● **Written exercise**: With the pictures omitted, write out the entries that follow exactly as they stand.

● **Input rows**:
..............................

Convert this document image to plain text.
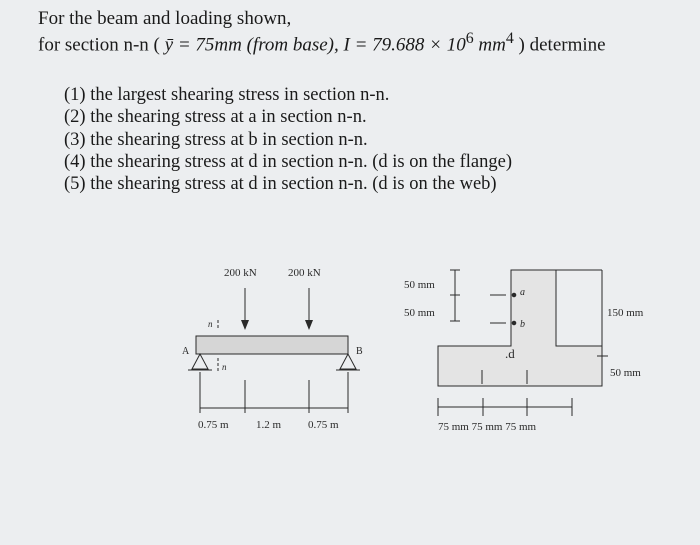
For the beam and loading shown,
for section n-n ( ȳ = 75mm (from base), $I = 79.688 \times 10^6$ $mm^4$ ) determine
(1) the largest shearing stress in section n-n.
(2) the shearing stress at a in section n-n.
(3) the shearing stress at b in section n-n.
(4) the shearing stress at d in section n-n. (d is on the flange)
(5) the shearing stress at d in section n-n. (d is on the web)
200 kN	200 kN
n
A	B
n
0.75 m 1.2 m 0.75 m
50 mm
50 mm
a
b
.d
150 mm
50 mm
75 mm 75 mm 75 mm
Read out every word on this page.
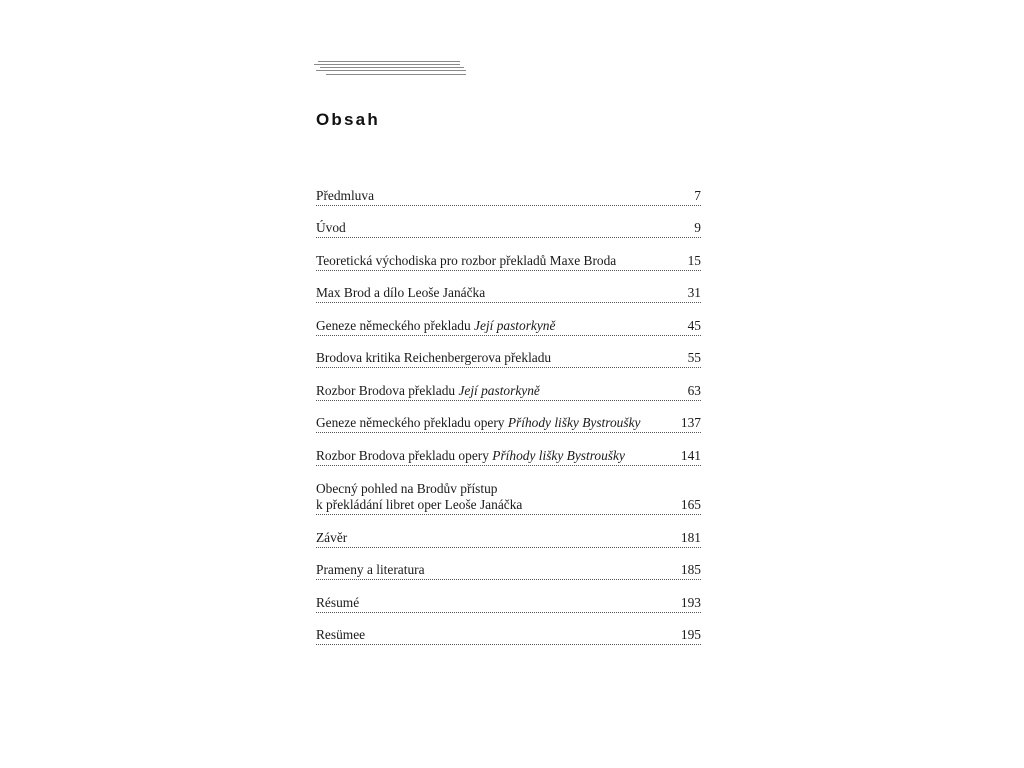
Obsah
Předmluva	7
Úvod	9
Teoretická východiska pro rozbor překladů Maxe Broda	15
Max Brod a dílo Leoše Janáčka	31
Geneze německého překladu Její pastorkyně	45
Brodova kritika Reichenbergerova překladu	55
Rozbor Brodova překladu Její pastorkyně	63
Geneze německého překladu opery Příhody lišky Bystroušky	137
Rozbor Brodova překladu opery Příhody lišky Bystroušky	141
Obecný pohled na Brodův přístup
k překládání libret oper Leoše Janáčka	165
Závěr	181
Prameny a literatura	185
Résumé	193
Resümee	195
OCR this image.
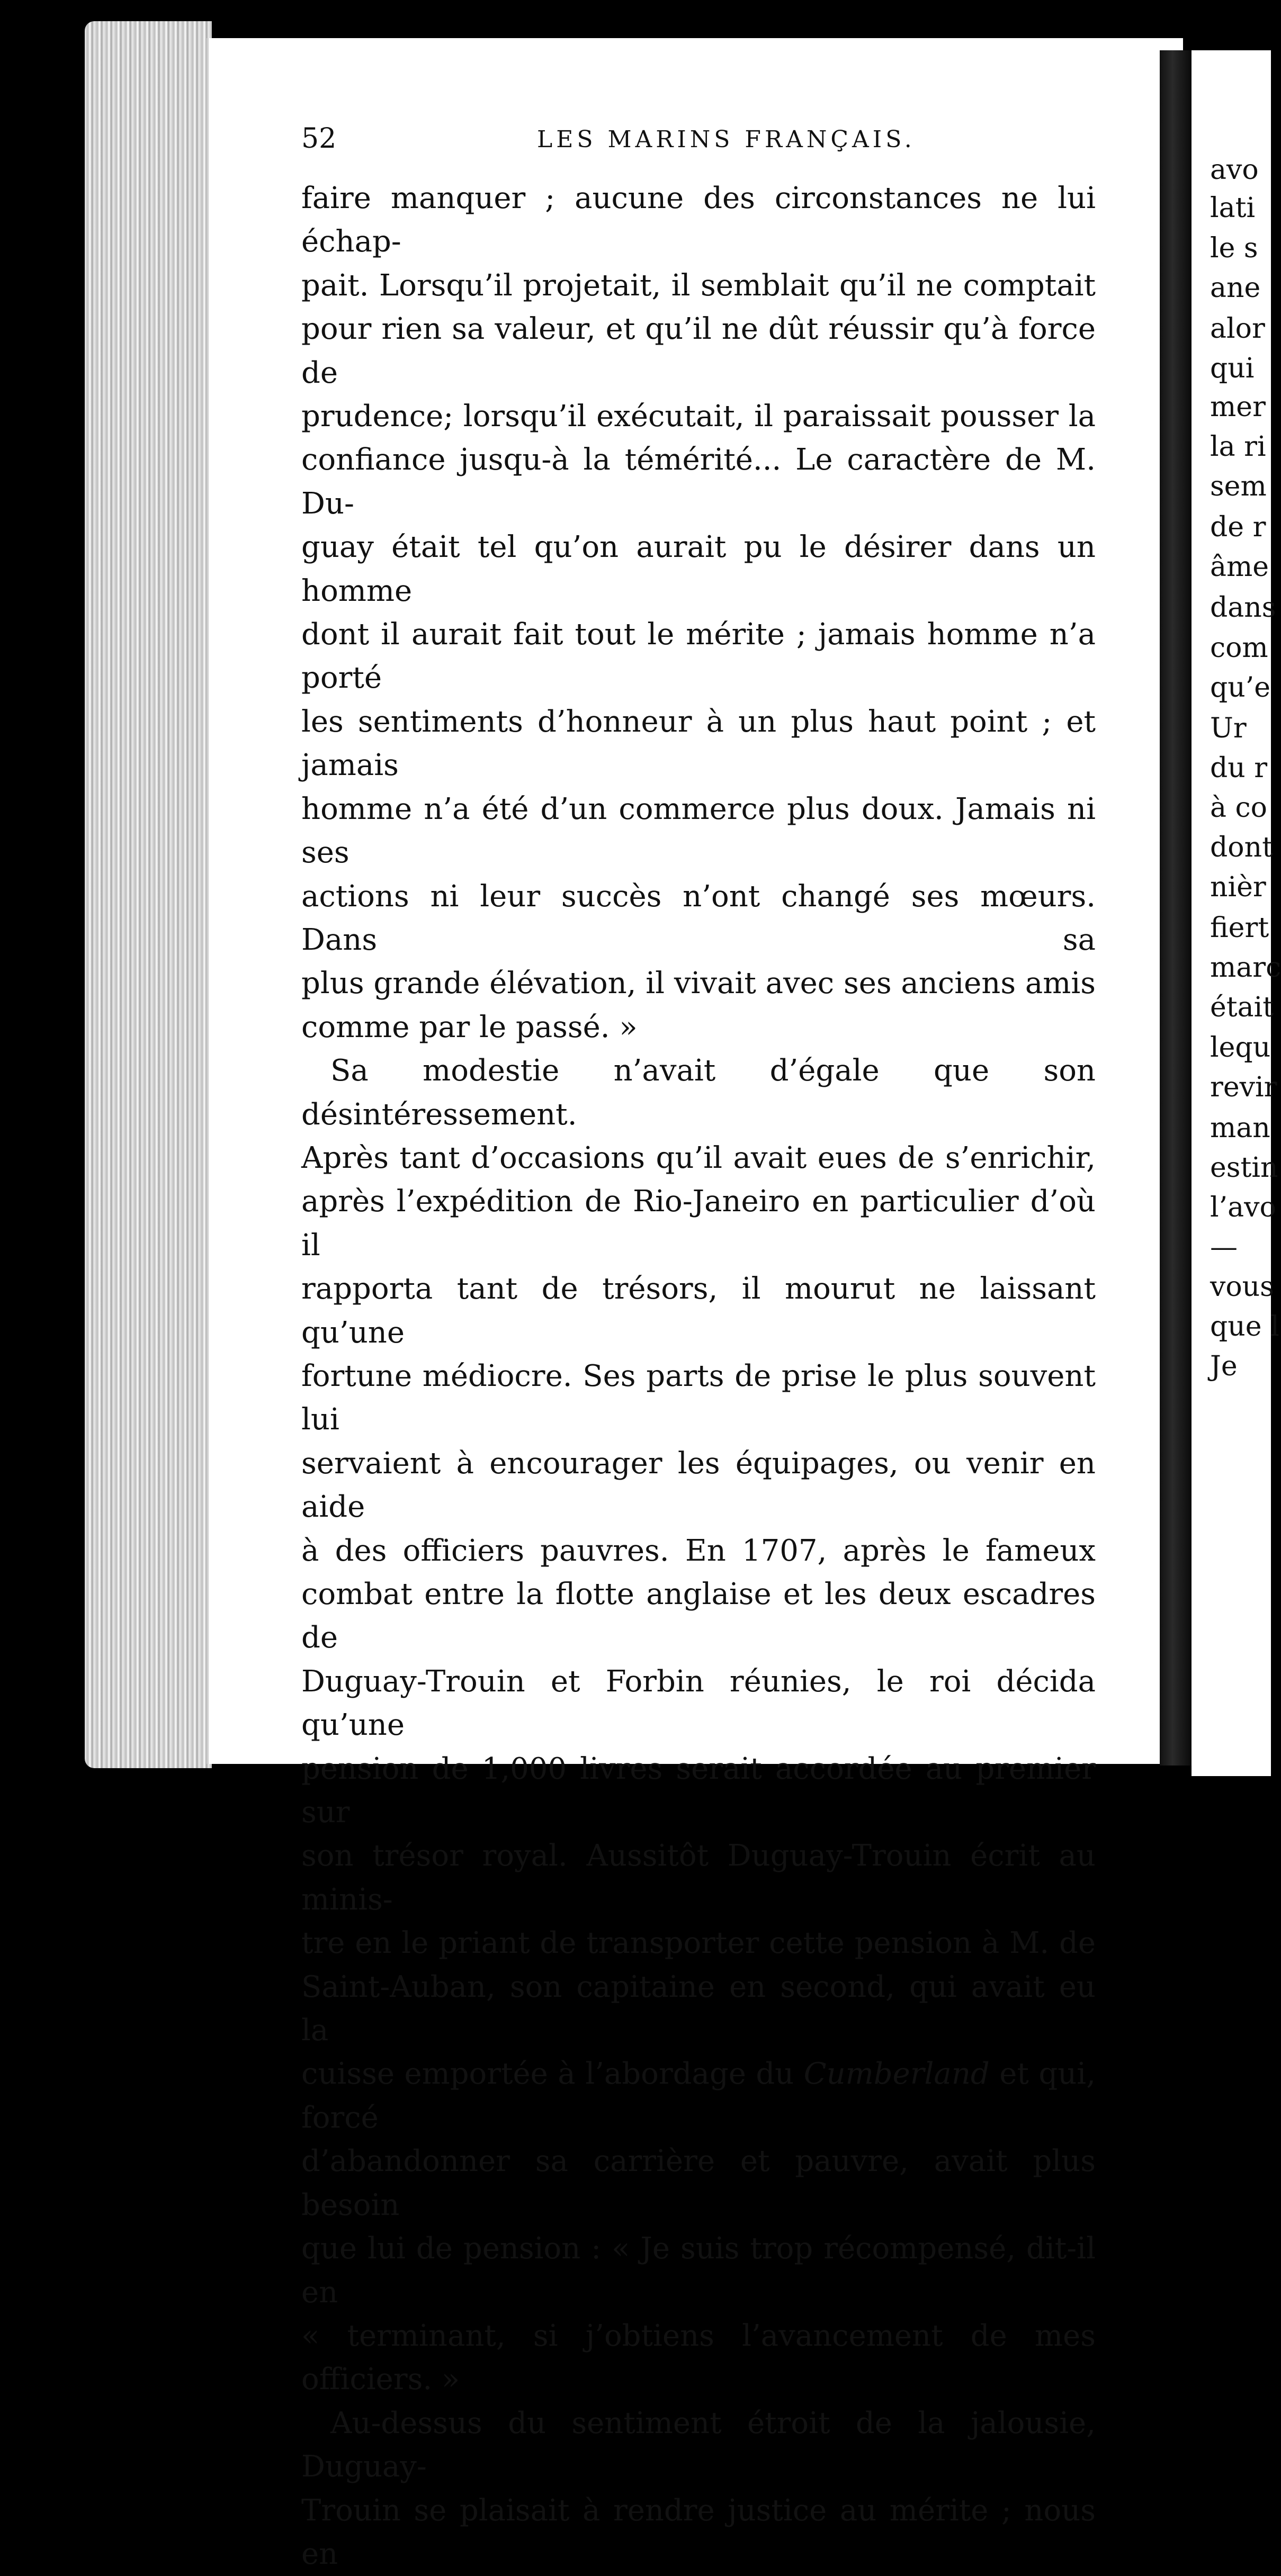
52	LES MARINS FRANÇAIS.

faire manquer ; aucune des circonstances ne lui échap-
pait. Lorsqu’il projetait, il semblait qu’il ne comptait
pour rien sa valeur, et qu’il ne dût réussir qu’à force de
prudence; lorsqu’il exécutait, il paraissait pousser la
confiance jusqu-à la témérité... Le caractère de M. Du-
guay était tel qu’on aurait pu le désirer dans un homme
dont il aurait fait tout le mérite ; jamais homme n’a porté
les sentiments d’honneur à un plus haut point ; et jamais
homme n’a été d’un commerce plus doux. Jamais ni ses
actions ni leur succès n’ont changé ses mœurs. Dans sa
plus grande élévation, il vivait avec ses anciens amis
comme par le passé. »

Sa modestie n’avait d’égale que son désintéressement.
Après tant d’occasions qu’il avait eues de s’enrichir,
après l’expédition de Rio-Janeiro en particulier d’où il
rapporta tant de trésors, il mourut ne laissant qu’une
fortune médiocre. Ses parts de prise le plus souvent lui
servaient à encourager les équipages, ou venir en aide
à des officiers pauvres. En 1707, après le fameux
combat entre la flotte anglaise et les deux escadres de
Duguay-Trouin et Forbin réunies, le roi décida qu’une
pension de 1,000 livres serait accordée au premier sur
son trésor royal. Aussitôt Duguay-Trouin écrit au minis-
tre en le priant de transporter cette pension à M. de
Saint-Auban, son capitaine en second, qui avait eu la
cuisse emportée à l’abordage du Cumberland et qui, forcé
d’abandonner sa carrière et pauvre, avait plus besoin
que lui de pension : « Je suis trop récompensé, dit-il en
« terminant, si j’obtiens l’avancement de mes officiers. »

Au-dessus du sentiment étroit de la jalousie, Duguay-
Trouin se plaisait à rendre justice au mérite ; nous en

avo
lati
le s
ane
alor
qui
mer
la ri
sem
de r
âme
dans
com
qu’e
Ur
du r
à co
dont
nièr
fiert
marc
était
lequ
revir
man
estin
l’avo
—
vous
que l
Je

..............................

● **Final answer**:
Convert this document image to plain text.
For the beam and loading shown,
for section n-n ( ȳ = 75mm (from base), $I = 79.688 \times 10^6$ $mm^4$ ) determine
(1) the largest shearing stress in section n-n.
(2) the shearing stress at a in section n-n.
(3) the shearing stress at b in section n-n.
(4) the shearing stress at d in section n-n. (d is on the flange)
(5) the shearing stress at d in section n-n. (d is on the web)
200 kN	200 kN
n
A	B
n
0.75 m 1.2 m 0.75 m
50 mm
50 mm
a
b
.d
150 mm
50 mm
75 mm 75 mm 75 mm
Read out every word on this page.
Obsah
Předmluva	7
Úvod	9
Teoretická východiska pro rozbor překladů Maxe Broda	15
Max Brod a dílo Leoše Janáčka	31
Geneze německého překladu Její pastorkyně	45
Brodova kritika Reichenbergerova překladu	55
Rozbor Brodova překladu Její pastorkyně	63
Geneze německého překladu opery Příhody lišky Bystroušky	137
Rozbor Brodova překladu opery Příhody lišky Bystroušky	141
Obecný pohled na Brodův přístup
k překládání libret oper Leoše Janáčka	165
Závěr	181
Prameny a literatura	185
Résumé	193
Resümee	195
OCR this image.
52	LES MARINS FRANÇAIS.

faire manquer ; aucune des circonstances ne lui échap-
pait. Lorsqu’il projetait, il semblait qu’il ne comptait
pour rien sa valeur, et qu’il ne dût réussir qu’à force de
prudence; lorsqu’il exécutait, il paraissait pousser la
confiance jusqu-à la témérité... Le caractère de M. Du-
guay était tel qu’on aurait pu le désirer dans un homme
dont il aurait fait tout le mérite ; jamais homme n’a porté
les sentiments d’honneur à un plus haut point ; et jamais
homme n’a été d’un commerce plus doux. Jamais ni ses
actions ni leur succès n’ont changé ses mœurs. Dans sa
plus grande élévation, il vivait avec ses anciens amis
comme par le passé. »

Sa modestie n’avait d’égale que son désintéressement.
Après tant d’occasions qu’il avait eues de s’enrichir,
après l’expédition de Rio-Janeiro en particulier d’où il
rapporta tant de trésors, il mourut ne laissant qu’une
fortune médiocre. Ses parts de prise le plus souvent lui
servaient à encourager les équipages, ou venir en aide
à des officiers pauvres. En 1707, après le fameux
combat entre la flotte anglaise et les deux escadres de
Duguay-Trouin et Forbin réunies, le roi décida qu’une
pension de 1,000 livres serait accordée au premier sur
son trésor royal. Aussitôt Duguay-Trouin écrit au minis-
tre en le priant de transporter cette pension à M. de
Saint-Auban, son capitaine en second, qui avait eu la
cuisse emportée à l’abordage du Cumberland et qui, forcé
d’abandonner sa carrière et pauvre, avait plus besoin
que lui de pension : « Je suis trop récompensé, dit-il en
« terminant, si j’obtiens l’avancement de mes officiers. »

Au-dessus du sentiment étroit de la jalousie, Duguay-
Trouin se plaisait à rendre justice au mérite ; nous en

avo
lati
le s
ane
alor
qui
mer
la ri
sem
de r
âme
dans
com
qu’e
Ur
du r
à co
dont
nièr
fiert
marc
était
lequ
revir
man
estin
l’avo
—
vous
que l
Je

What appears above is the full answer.